Data entries for graphics
=======

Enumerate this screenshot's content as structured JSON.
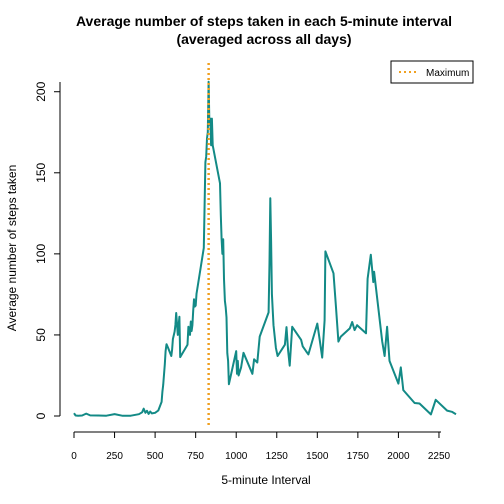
{
  "chart_data": {
    "type": "line",
    "title": "Average number of steps taken in each 5-minute interval",
    "subtitle": "(averaged across all days)",
    "xlabel": "5-minute Interval",
    "ylabel": "Average number of steps taken",
    "xlim": [
      0,
      2355
    ],
    "ylim": [
      0,
      206
    ],
    "x_ticks": [
      0,
      250,
      500,
      750,
      1000,
      1250,
      1500,
      1750,
      2000,
      2250
    ],
    "y_ticks": [
      0,
      50,
      100,
      150,
      200
    ],
    "grid": false,
    "legend": {
      "position": "top-right",
      "entries": [
        "Maximum"
      ]
    },
    "colors": {
      "series": "#138a86",
      "maximum": "#f0a020"
    },
    "series": [
      {
        "x": [
          0,
          10,
          25,
          50,
          75,
          100,
          150,
          200,
          250,
          300,
          350,
          400,
          420,
          430,
          440,
          450,
          460,
          470,
          480,
          500,
          520,
          540,
          545,
          550,
          560,
          565,
          570,
          580,
          600,
          605,
          610,
          620,
          625,
          630,
          640,
          650,
          655,
          700,
          705,
          715,
          720,
          725,
          730,
          735,
          740,
          745,
          750,
          755,
          800,
          805,
          810,
          815,
          820,
          825,
          830,
          835,
          840,
          845,
          850,
          855,
          900,
          905,
          910,
          915,
          920,
          925,
          930,
          935,
          940,
          945,
          950,
          955,
          1000,
          1005,
          1010,
          1015,
          1030,
          1045,
          1100,
          1110,
          1130,
          1145,
          1200,
          1205,
          1210,
          1215,
          1220,
          1230,
          1245,
          1255,
          1300,
          1310,
          1320,
          1330,
          1345,
          1400,
          1410,
          1430,
          1445,
          1500,
          1515,
          1530,
          1545,
          1550,
          1600,
          1615,
          1630,
          1645,
          1700,
          1715,
          1730,
          1745,
          1800,
          1810,
          1830,
          1845,
          1850,
          1900,
          1915,
          1930,
          1945,
          2000,
          2015,
          2030,
          2100,
          2130,
          2200,
          2230,
          2300,
          2330,
          2355
        ],
        "y": [
          1.7,
          0.3,
          0.2,
          0.3,
          1.5,
          0.4,
          0.3,
          0.2,
          1.2,
          0.1,
          0.2,
          1.1,
          2.3,
          4.5,
          2.0,
          3.2,
          1.3,
          2.8,
          1.6,
          2.0,
          3.4,
          8.7,
          15.0,
          19.2,
          31.8,
          40.0,
          44.3,
          42.0,
          37.0,
          40.8,
          47.5,
          52.0,
          56.1,
          63.5,
          50.0,
          61.2,
          36.3,
          44.0,
          55.1,
          50.0,
          58.3,
          52.4,
          56.0,
          64.9,
          72.0,
          67.5,
          68.1,
          75.3,
          103.7,
          130.0,
          156.6,
          160.0,
          171.2,
          175.0,
          206.2,
          179.6,
          183.4,
          167.0,
          183.4,
          167.0,
          143.5,
          124.0,
          109.1,
          100.0,
          109.0,
          84.5,
          71.0,
          67.0,
          60.8,
          38.8,
          34.0,
          19.6,
          40.0,
          26.0,
          34.0,
          25.0,
          30.0,
          39.0,
          26.0,
          35.0,
          33.0,
          49.0,
          63.9,
          94.7,
          134.3,
          108.0,
          75.3,
          56.0,
          42.0,
          37.0,
          44.0,
          54.8,
          40.5,
          31.0,
          55.0,
          47.0,
          43.0,
          40.0,
          38.0,
          57.0,
          47.0,
          36.0,
          59.0,
          101.5,
          88.0,
          67.0,
          45.9,
          49.0,
          54.0,
          58.0,
          53.0,
          56.0,
          51.0,
          84.6,
          99.5,
          82.6,
          89.0,
          46.0,
          37.0,
          55.0,
          34.0,
          20.0,
          30.0,
          16.0,
          8.0,
          7.7,
          1.0,
          10.0,
          3.3,
          2.6,
          1.1
        ]
      },
      {
        "x": [
          830,
          830
        ],
        "y": [
          0,
          206
        ]
      }
    ]
  }
}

=======

■ INSTRUCTIONS FOR THE TASK
Work out how many lines of the listing above include the word "taken". Reply with nothing but the count.

■ SOLUTION TO THE EXERCISE
2